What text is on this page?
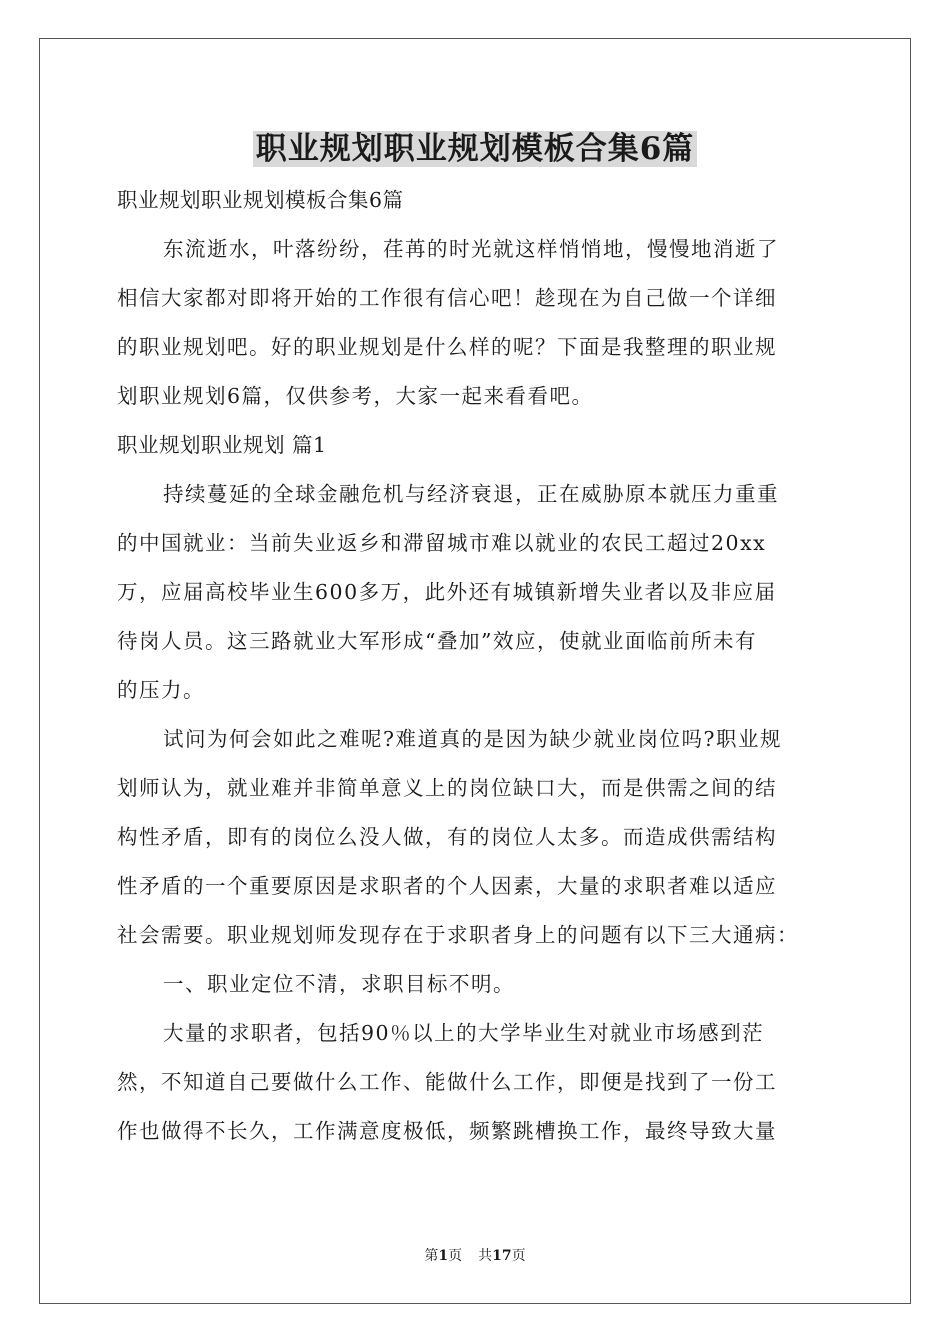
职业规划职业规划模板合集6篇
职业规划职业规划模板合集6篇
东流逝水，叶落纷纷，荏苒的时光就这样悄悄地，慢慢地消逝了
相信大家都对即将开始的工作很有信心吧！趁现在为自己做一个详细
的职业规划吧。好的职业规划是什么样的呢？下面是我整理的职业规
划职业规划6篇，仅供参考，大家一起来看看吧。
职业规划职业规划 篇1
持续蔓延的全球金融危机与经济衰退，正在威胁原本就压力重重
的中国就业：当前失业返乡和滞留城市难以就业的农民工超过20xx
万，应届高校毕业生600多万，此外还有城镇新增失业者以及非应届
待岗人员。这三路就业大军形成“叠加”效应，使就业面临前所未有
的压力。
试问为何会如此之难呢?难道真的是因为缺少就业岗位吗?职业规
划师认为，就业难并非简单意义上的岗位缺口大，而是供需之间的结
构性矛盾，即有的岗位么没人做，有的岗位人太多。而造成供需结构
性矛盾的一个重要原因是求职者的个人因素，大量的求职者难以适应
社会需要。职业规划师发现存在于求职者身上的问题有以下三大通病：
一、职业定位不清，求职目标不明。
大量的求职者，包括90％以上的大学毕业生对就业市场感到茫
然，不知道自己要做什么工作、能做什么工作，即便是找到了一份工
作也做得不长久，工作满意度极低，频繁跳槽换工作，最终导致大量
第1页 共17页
--
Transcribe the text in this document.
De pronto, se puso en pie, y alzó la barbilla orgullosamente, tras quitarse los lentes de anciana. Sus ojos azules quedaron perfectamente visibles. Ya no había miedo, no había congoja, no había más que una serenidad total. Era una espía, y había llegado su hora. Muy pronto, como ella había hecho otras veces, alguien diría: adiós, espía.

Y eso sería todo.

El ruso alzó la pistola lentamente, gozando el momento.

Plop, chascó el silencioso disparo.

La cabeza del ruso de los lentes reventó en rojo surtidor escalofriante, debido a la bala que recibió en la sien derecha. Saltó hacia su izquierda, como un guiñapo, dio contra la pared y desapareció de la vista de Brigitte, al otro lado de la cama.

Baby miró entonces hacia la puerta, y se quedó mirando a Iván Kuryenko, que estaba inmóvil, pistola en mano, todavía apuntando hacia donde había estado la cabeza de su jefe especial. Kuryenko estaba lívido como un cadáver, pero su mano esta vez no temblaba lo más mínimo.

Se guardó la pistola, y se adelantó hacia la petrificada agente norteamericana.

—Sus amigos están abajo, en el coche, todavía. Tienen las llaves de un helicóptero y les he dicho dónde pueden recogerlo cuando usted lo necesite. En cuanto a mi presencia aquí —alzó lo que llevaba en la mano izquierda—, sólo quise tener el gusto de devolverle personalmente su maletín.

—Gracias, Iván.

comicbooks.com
--
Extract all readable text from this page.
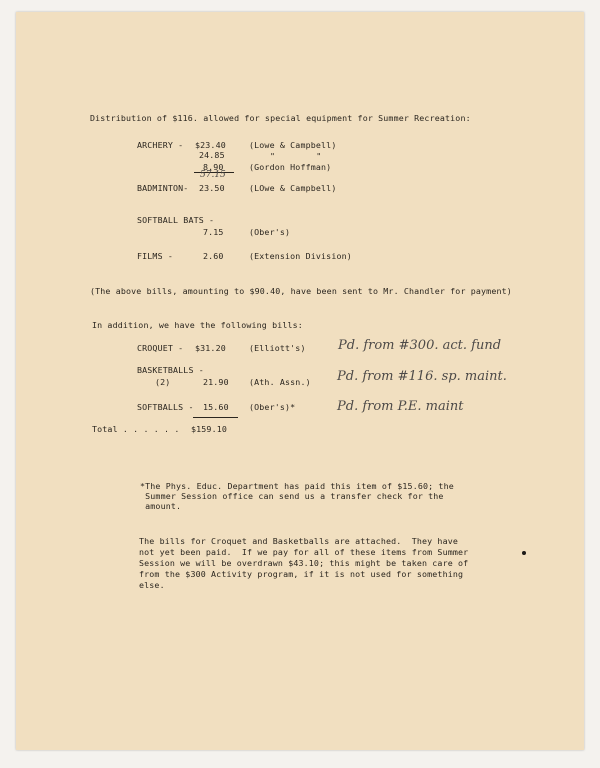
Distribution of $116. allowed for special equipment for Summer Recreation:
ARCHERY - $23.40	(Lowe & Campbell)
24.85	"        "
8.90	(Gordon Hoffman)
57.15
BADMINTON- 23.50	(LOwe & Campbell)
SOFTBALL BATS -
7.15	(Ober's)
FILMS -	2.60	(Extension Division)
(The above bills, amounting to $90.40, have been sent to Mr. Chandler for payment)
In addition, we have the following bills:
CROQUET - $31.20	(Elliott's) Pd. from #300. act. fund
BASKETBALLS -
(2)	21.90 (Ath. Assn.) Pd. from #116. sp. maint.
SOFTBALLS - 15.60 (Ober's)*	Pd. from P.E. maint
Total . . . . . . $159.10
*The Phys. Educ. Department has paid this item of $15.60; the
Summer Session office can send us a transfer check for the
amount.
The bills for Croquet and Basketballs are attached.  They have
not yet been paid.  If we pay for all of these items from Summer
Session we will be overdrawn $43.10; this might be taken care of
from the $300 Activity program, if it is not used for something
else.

▸ Work required: Scan the listing above. Collect all lines with the word "from".

▸ Reply:
Extract all readable text from this page.
CROQUET - $31.20	(Elliott's) Pd. from #300. act. fund
(2)	21.90 (Ath. Assn.) Pd. from #116. sp. maint.
SOFTBALLS - 15.60 (Ober's)*	Pd. from P.E. maint
not yet been paid.  If we pay for all of these items from Summer
from the $300 Activity program, if it is not used for something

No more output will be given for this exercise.